Exercise description:
Count the lines in the data below where the string "Connection" occurs, please, and give the number alone.
┄┄┄┄┄┄
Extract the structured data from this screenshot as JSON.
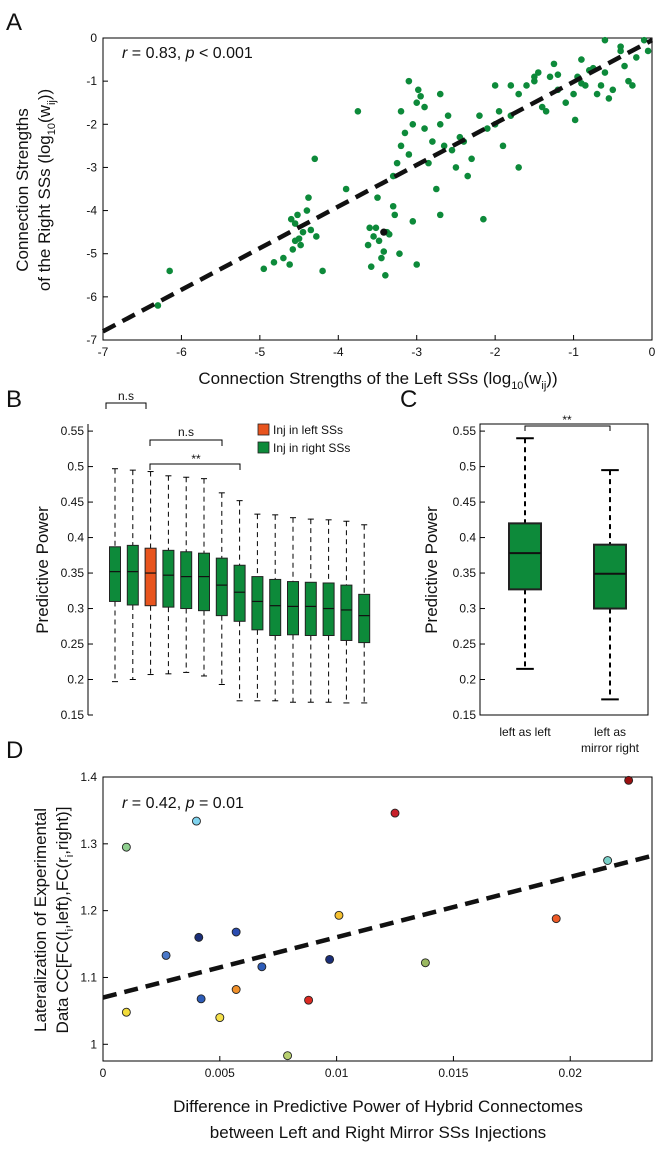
{
  "colors": {
    "green": "#0d8a3a",
    "dark_green": "#0a5a30",
    "orange": "#e8541e",
    "black": "#000000"
  },
  "chart_data": [
    {
      "panel": "A",
      "type": "scatter",
      "annotation_r": "r",
      "annotation_rest": " = 0.83, ",
      "annotation_p": "p",
      "annotation_rest2": " < 0.001",
      "xlabel_main": "Connection Strengths of the Left SSs (log",
      "xlabel_sub": "10",
      "xlabel_mid": "(w",
      "xlabel_sub2": "ij",
      "xlabel_end": "))",
      "ylabel_line1": "Connection Strengths",
      "ylabel_main": "of the Right SSs (log",
      "ylabel_sub": "10",
      "ylabel_mid": "(w",
      "ylabel_sub2": "ij",
      "ylabel_end": "))",
      "xlim": [
        -7,
        0
      ],
      "ylim": [
        -7,
        0
      ],
      "xticks": [
        "-7",
        "-6",
        "-5",
        "-4",
        "-3",
        "-2",
        "-1",
        "0"
      ],
      "yticks": [
        "-7",
        "-6",
        "-5",
        "-4",
        "-3",
        "-2",
        "-1",
        "0"
      ],
      "fit_line": {
        "x": [
          -7,
          0
        ],
        "y": [
          -6.8,
          -0.05
        ]
      },
      "x": [
        -6.3,
        -6.15,
        -4.95,
        -4.82,
        -4.7,
        -4.62,
        -4.58,
        -4.55,
        -4.6,
        -4.5,
        -4.52,
        -4.45,
        -4.4,
        -4.38,
        -4.35,
        -4.3,
        -4.28,
        -4.2,
        -4.55,
        -4.48,
        -3.75,
        -3.6,
        -3.55,
        -3.52,
        -3.48,
        -3.45,
        -3.42,
        -3.4,
        -3.35,
        -3.3,
        -3.25,
        -3.2,
        -3.15,
        -3.1,
        -3.05,
        -3.0,
        -2.98,
        -2.95,
        -2.9,
        -2.85,
        -2.8,
        -2.75,
        -2.7,
        -2.65,
        -2.6,
        -2.55,
        -2.5,
        -2.45,
        -2.4,
        -2.35,
        -2.3,
        -3.2,
        -3.1,
        -2.9,
        -2.7,
        -3.5,
        -3.38,
        -3.0,
        -2.2,
        -2.1,
        -2.0,
        -1.95,
        -1.9,
        -1.8,
        -1.7,
        -1.6,
        -1.5,
        -1.45,
        -1.4,
        -1.35,
        -1.3,
        -1.25,
        -1.2,
        -1.1,
        -1.0,
        -0.95,
        -0.9,
        -0.85,
        -0.8,
        -0.75,
        -0.7,
        -0.65,
        -0.6,
        -0.55,
        -0.5,
        -0.4,
        -0.35,
        -0.3,
        -0.2,
        -0.1,
        -0.05,
        -2.0,
        -1.8,
        -1.5,
        -1.2,
        -0.9,
        -0.98,
        -0.6,
        -0.4,
        -0.25,
        -3.9,
        -3.3,
        -3.05,
        -2.7,
        -2.15,
        -1.7,
        -3.62,
        -3.58,
        -3.28,
        -3.22
      ],
      "y": [
        -6.2,
        -5.4,
        -5.35,
        -5.2,
        -5.1,
        -5.25,
        -4.9,
        -4.7,
        -4.2,
        -4.65,
        -4.1,
        -4.5,
        -4.0,
        -3.7,
        -4.45,
        -2.8,
        -4.6,
        -5.4,
        -4.3,
        -4.8,
        -1.7,
        -4.4,
        -4.6,
        -4.4,
        -4.7,
        -5.1,
        -4.95,
        -5.5,
        -4.55,
        -3.2,
        -2.9,
        -2.5,
        -2.2,
        -2.7,
        -2.0,
        -1.5,
        -1.2,
        -1.35,
        -1.6,
        -2.9,
        -2.4,
        -3.5,
        -2.0,
        -2.5,
        -1.8,
        -2.6,
        -3.0,
        -2.3,
        -2.4,
        -3.2,
        -2.8,
        -1.7,
        -1.0,
        -2.1,
        -1.3,
        -3.7,
        -4.5,
        -5.25,
        -1.8,
        -2.1,
        -1.1,
        -1.7,
        -2.5,
        -1.8,
        -1.3,
        -1.1,
        -1.0,
        -0.8,
        -1.6,
        -1.7,
        -0.9,
        -0.6,
        -1.2,
        -1.5,
        -1.3,
        -0.9,
        -0.5,
        -1.1,
        -0.75,
        -0.7,
        -1.3,
        -1.1,
        -0.8,
        -1.4,
        -1.2,
        -0.2,
        -0.65,
        -1.0,
        -0.45,
        -0.05,
        -0.3,
        -2.0,
        -1.1,
        -0.9,
        -0.85,
        -1.05,
        -1.9,
        -0.05,
        -0.3,
        -1.1,
        -3.5,
        -3.9,
        -4.25,
        -4.1,
        -4.2,
        -3.0,
        -4.8,
        -5.3,
        -4.1,
        -5.0
      ],
      "highlight_point": {
        "x": -3.42,
        "y": -4.5
      }
    },
    {
      "panel": "B",
      "type": "boxplot",
      "ylabel": "Predictive Power",
      "ylim": [
        0.15,
        0.56
      ],
      "yticks": [
        "0.15",
        "0.2",
        "0.25",
        "0.3",
        "0.35",
        "0.4",
        "0.45",
        "0.5",
        "0.55"
      ],
      "legend": [
        "Inj in left SSs",
        "Inj in right SSs"
      ],
      "sig_labels": [
        "n.s",
        "n.s",
        "**"
      ],
      "boxes": [
        {
          "min": 0.197,
          "q1": 0.31,
          "med": 0.352,
          "q3": 0.387,
          "max": 0.497,
          "group": "right"
        },
        {
          "min": 0.2,
          "q1": 0.305,
          "med": 0.352,
          "q3": 0.389,
          "max": 0.495,
          "group": "right"
        },
        {
          "min": 0.207,
          "q1": 0.304,
          "med": 0.35,
          "q3": 0.385,
          "max": 0.493,
          "group": "left"
        },
        {
          "min": 0.208,
          "q1": 0.302,
          "med": 0.347,
          "q3": 0.382,
          "max": 0.487,
          "group": "right"
        },
        {
          "min": 0.21,
          "q1": 0.3,
          "med": 0.345,
          "q3": 0.38,
          "max": 0.485,
          "group": "right"
        },
        {
          "min": 0.205,
          "q1": 0.297,
          "med": 0.345,
          "q3": 0.378,
          "max": 0.483,
          "group": "right"
        },
        {
          "min": 0.193,
          "q1": 0.29,
          "med": 0.333,
          "q3": 0.371,
          "max": 0.463,
          "group": "right"
        },
        {
          "min": 0.17,
          "q1": 0.282,
          "med": 0.323,
          "q3": 0.361,
          "max": 0.452,
          "group": "right"
        },
        {
          "min": 0.17,
          "q1": 0.27,
          "med": 0.31,
          "q3": 0.345,
          "max": 0.433,
          "group": "right"
        },
        {
          "min": 0.17,
          "q1": 0.262,
          "med": 0.304,
          "q3": 0.341,
          "max": 0.432,
          "group": "right"
        },
        {
          "min": 0.168,
          "q1": 0.263,
          "med": 0.303,
          "q3": 0.338,
          "max": 0.428,
          "group": "right"
        },
        {
          "min": 0.168,
          "q1": 0.262,
          "med": 0.303,
          "q3": 0.337,
          "max": 0.426,
          "group": "right"
        },
        {
          "min": 0.168,
          "q1": 0.262,
          "med": 0.3,
          "q3": 0.336,
          "max": 0.425,
          "group": "right"
        },
        {
          "min": 0.167,
          "q1": 0.255,
          "med": 0.298,
          "q3": 0.333,
          "max": 0.423,
          "group": "right"
        },
        {
          "min": 0.167,
          "q1": 0.252,
          "med": 0.29,
          "q3": 0.32,
          "max": 0.418,
          "group": "right"
        }
      ]
    },
    {
      "panel": "C",
      "type": "boxplot",
      "ylabel": "Predictive Power",
      "ylim": [
        0.15,
        0.56
      ],
      "yticks": [
        "0.15",
        "0.2",
        "0.25",
        "0.3",
        "0.35",
        "0.4",
        "0.45",
        "0.5",
        "0.55"
      ],
      "categories": [
        "left as left",
        "left as",
        "mirror right"
      ],
      "sig_label": "**",
      "boxes": [
        {
          "min": 0.215,
          "q1": 0.327,
          "med": 0.378,
          "q3": 0.42,
          "max": 0.54
        },
        {
          "min": 0.172,
          "q1": 0.3,
          "med": 0.349,
          "q3": 0.39,
          "max": 0.495
        }
      ]
    },
    {
      "panel": "D",
      "type": "scatter",
      "annotation_r": "r",
      "annotation_rest": " = 0.42, ",
      "annotation_p": "p",
      "annotation_rest2": " = 0.01",
      "xlabel_line1": "Difference in Predictive Power of Hybrid Connectomes",
      "xlabel_line2": "between Left and Right Mirror SSs Injections",
      "ylabel_line1": "Lateralization  of Experimental",
      "ylabel_line2": "Data CC[FC(l",
      "ylabel_sub": "i",
      "ylabel_mid": ",left),FC(r",
      "ylabel_sub2": "i",
      "ylabel_end": ",right)]",
      "xlim": [
        0,
        0.0235
      ],
      "ylim": [
        0.975,
        1.4
      ],
      "xticks": [
        "0",
        "0.005",
        "0.01",
        "0.015",
        "0.02"
      ],
      "yticks": [
        "1",
        "1.1",
        "1.2",
        "1.3",
        "1.4"
      ],
      "fit_line": {
        "x": [
          0,
          0.0235
        ],
        "y": [
          1.07,
          1.282
        ]
      },
      "points": [
        {
          "x": 0.001,
          "y": 1.295,
          "c": "#8fcf8f"
        },
        {
          "x": 0.001,
          "y": 1.048,
          "c": "#f2dc3a"
        },
        {
          "x": 0.0027,
          "y": 1.133,
          "c": "#4a78c8"
        },
        {
          "x": 0.004,
          "y": 1.334,
          "c": "#7fd3ee"
        },
        {
          "x": 0.0041,
          "y": 1.16,
          "c": "#1a2e78"
        },
        {
          "x": 0.0042,
          "y": 1.068,
          "c": "#2d5cb8"
        },
        {
          "x": 0.005,
          "y": 1.04,
          "c": "#f5e04a"
        },
        {
          "x": 0.0057,
          "y": 1.168,
          "c": "#2a4cb0"
        },
        {
          "x": 0.0057,
          "y": 1.082,
          "c": "#f0902a"
        },
        {
          "x": 0.0068,
          "y": 1.116,
          "c": "#2d5cb8"
        },
        {
          "x": 0.0079,
          "y": 0.983,
          "c": "#b8d070"
        },
        {
          "x": 0.0088,
          "y": 1.066,
          "c": "#dc2a22"
        },
        {
          "x": 0.0097,
          "y": 1.127,
          "c": "#1a2e78"
        },
        {
          "x": 0.0101,
          "y": 1.193,
          "c": "#f5c030"
        },
        {
          "x": 0.0125,
          "y": 1.346,
          "c": "#c8202a"
        },
        {
          "x": 0.0138,
          "y": 1.122,
          "c": "#9ab860"
        },
        {
          "x": 0.0194,
          "y": 1.188,
          "c": "#ee5a26"
        },
        {
          "x": 0.0216,
          "y": 1.275,
          "c": "#78d0c8"
        },
        {
          "x": 0.0225,
          "y": 1.395,
          "c": "#9a1010"
        }
      ]
    }
  ],
  "panel_labels": [
    "A",
    "B",
    "C",
    "D"
  ]
}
┄┄┄┄┄┄
The response:
2